Requirement:
Every entry must be given again exactly.

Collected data

• • • • • • •

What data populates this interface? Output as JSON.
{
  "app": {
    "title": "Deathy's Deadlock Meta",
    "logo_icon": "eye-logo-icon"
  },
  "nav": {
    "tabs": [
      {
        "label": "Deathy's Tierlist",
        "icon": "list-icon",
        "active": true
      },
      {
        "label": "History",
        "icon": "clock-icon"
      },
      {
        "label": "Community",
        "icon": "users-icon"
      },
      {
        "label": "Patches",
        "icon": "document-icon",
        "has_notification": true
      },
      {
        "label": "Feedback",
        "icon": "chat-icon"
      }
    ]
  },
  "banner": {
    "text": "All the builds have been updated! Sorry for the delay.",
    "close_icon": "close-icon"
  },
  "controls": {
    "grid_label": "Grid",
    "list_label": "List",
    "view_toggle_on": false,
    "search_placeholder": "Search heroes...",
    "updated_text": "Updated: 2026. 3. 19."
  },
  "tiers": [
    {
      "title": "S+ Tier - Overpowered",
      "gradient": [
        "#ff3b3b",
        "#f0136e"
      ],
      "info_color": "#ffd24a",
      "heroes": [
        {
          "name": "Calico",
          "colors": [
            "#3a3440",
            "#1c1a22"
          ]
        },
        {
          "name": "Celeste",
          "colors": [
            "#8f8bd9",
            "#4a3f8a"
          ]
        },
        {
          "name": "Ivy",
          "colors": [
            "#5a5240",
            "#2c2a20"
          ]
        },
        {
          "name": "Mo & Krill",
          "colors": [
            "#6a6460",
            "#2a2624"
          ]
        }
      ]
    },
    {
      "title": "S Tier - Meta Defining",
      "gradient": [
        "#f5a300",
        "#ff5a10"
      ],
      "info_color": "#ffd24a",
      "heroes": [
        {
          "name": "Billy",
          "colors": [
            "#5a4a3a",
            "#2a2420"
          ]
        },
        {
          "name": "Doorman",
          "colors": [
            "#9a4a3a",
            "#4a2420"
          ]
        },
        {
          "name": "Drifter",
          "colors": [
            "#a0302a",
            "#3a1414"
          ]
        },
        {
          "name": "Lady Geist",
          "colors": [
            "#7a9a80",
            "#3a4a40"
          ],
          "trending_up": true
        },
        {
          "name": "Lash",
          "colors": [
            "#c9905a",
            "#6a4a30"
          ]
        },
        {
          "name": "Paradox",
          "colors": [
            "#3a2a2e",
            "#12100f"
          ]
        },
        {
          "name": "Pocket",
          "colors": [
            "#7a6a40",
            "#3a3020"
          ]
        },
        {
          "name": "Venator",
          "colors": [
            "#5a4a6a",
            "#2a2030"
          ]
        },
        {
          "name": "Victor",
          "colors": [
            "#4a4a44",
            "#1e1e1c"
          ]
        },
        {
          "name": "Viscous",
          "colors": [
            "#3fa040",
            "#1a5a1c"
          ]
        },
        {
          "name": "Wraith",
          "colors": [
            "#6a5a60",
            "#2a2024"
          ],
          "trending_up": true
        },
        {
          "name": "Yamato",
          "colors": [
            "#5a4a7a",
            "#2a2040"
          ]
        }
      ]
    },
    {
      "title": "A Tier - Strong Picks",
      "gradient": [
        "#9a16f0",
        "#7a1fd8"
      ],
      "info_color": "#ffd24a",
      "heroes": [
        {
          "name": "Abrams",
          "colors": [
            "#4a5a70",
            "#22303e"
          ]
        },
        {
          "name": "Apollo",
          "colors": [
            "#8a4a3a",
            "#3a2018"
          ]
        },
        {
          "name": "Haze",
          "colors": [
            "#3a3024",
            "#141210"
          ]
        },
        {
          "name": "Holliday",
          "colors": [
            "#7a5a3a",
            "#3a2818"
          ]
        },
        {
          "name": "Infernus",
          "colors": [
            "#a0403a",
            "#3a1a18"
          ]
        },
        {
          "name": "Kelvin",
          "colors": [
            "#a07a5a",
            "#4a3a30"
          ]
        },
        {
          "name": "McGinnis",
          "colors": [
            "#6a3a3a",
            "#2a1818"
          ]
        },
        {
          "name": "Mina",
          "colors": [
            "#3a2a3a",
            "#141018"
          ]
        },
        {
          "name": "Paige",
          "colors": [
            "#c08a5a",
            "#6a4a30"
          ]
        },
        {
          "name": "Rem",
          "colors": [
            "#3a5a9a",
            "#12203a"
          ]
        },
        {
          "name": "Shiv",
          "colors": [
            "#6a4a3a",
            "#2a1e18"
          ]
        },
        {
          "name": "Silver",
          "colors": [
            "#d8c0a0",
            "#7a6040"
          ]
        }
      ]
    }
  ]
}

• • • • • • •

Result of this task:
What data populates this interface? Output as JSON.
{
  "app": {
    "title": "Deathy's Deadlock Meta",
    "logo_icon": "eye-logo-icon"
  },
  "nav": {
    "tabs": [
      {
        "label": "Deathy's Tierlist",
        "icon": "list-icon",
        "active": true
      },
      {
        "label": "History",
        "icon": "clock-icon"
      },
      {
        "label": "Community",
        "icon": "users-icon"
      },
      {
        "label": "Patches",
        "icon": "document-icon",
        "has_notification": true
      },
      {
        "label": "Feedback",
        "icon": "chat-icon"
      }
    ]
  },
  "banner": {
    "text": "All the builds have been updated! Sorry for the delay.",
    "close_icon": "close-icon"
  },
  "controls": {
    "grid_label": "Grid",
    "list_label": "List",
    "view_toggle_on": false,
    "search_placeholder": "Search heroes...",
    "updated_text": "Updated: 2026. 3. 19."
  },
  "tiers": [
    {
      "title": "S+ Tier - Overpowered",
      "gradient": [
        "#ff3b3b",
        "#f0136e"
      ],
      "info_color": "#ffd24a",
      "heroes": [
        {
          "name": "Calico",
          "colors": [
            "#3a3440",
            "#1c1a22"
          ]
        },
        {
          "name": "Celeste",
          "colors": [
            "#8f8bd9",
            "#4a3f8a"
          ]
        },
        {
          "name": "Ivy",
          "colors": [
            "#5a5240",
            "#2c2a20"
          ]
        },
        {
          "name": "Mo & Krill",
          "colors": [
            "#6a6460",
            "#2a2624"
          ]
        }
      ]
    },
    {
      "title": "S Tier - Meta Defining",
      "gradient": [
        "#f5a300",
        "#ff5a10"
      ],
      "info_color": "#ffd24a",
      "heroes": [
        {
          "name": "Billy",
          "colors": [
            "#5a4a3a",
            "#2a2420"
          ]
        },
        {
          "name": "Doorman",
          "colors": [
            "#9a4a3a",
            "#4a2420"
          ]
        },
        {
          "name": "Drifter",
          "colors": [
            "#a0302a",
            "#3a1414"
          ]
        },
        {
          "name": "Lady Geist",
          "colors": [
            "#7a9a80",
            "#3a4a40"
          ],
          "trending_up": true
        },
        {
          "name": "Lash",
          "colors": [
            "#c9905a",
            "#6a4a30"
          ]
        },
        {
          "name": "Paradox",
          "colors": [
            "#3a2a2e",
            "#12100f"
          ]
        },
        {
          "name": "Pocket",
          "colors": [
            "#7a6a40",
            "#3a3020"
          ]
        },
        {
          "name": "Venator",
          "colors": [
            "#5a4a6a",
            "#2a2030"
          ]
        },
        {
          "name": "Victor",
          "colors": [
            "#4a4a44",
            "#1e1e1c"
          ]
        },
        {
          "name": "Viscous",
          "colors": [
            "#3fa040",
            "#1a5a1c"
          ]
        },
        {
          "name": "Wraith",
          "colors": [
            "#6a5a60",
            "#2a2024"
          ],
          "trending_up": true
        },
        {
          "name": "Yamato",
          "colors": [
            "#5a4a7a",
            "#2a2040"
          ]
        }
      ]
    },
    {
      "title": "A Tier - Strong Picks",
      "gradient": [
        "#9a16f0",
        "#7a1fd8"
      ],
      "info_color": "#ffd24a",
      "heroes": [
        {
          "name": "Abrams",
          "colors": [
            "#4a5a70",
            "#22303e"
          ]
        },
        {
          "name": "Apollo",
          "colors": [
            "#8a4a3a",
            "#3a2018"
          ]
        },
        {
          "name": "Haze",
          "colors": [
            "#3a3024",
            "#141210"
          ]
        },
        {
          "name": "Holliday",
          "colors": [
            "#7a5a3a",
            "#3a2818"
          ]
        },
        {
          "name": "Infernus",
          "colors": [
            "#a0403a",
            "#3a1a18"
          ]
        },
        {
          "name": "Kelvin",
          "colors": [
            "#a07a5a",
            "#4a3a30"
          ]
        },
        {
          "name": "McGinnis",
          "colors": [
            "#6a3a3a",
            "#2a1818"
          ]
        },
        {
          "name": "Mina",
          "colors": [
            "#3a2a3a",
            "#141018"
          ]
        },
        {
          "name": "Paige",
          "colors": [
            "#c08a5a",
            "#6a4a30"
          ]
        },
        {
          "name": "Rem",
          "colors": [
            "#3a5a9a",
            "#12203a"
          ]
        },
        {
          "name": "Shiv",
          "colors": [
            "#6a4a3a",
            "#2a1e18"
          ]
        },
        {
          "name": "Silver",
          "colors": [
            "#d8c0a0",
            "#7a6040"
          ]
        }
      ]
    }
  ]
}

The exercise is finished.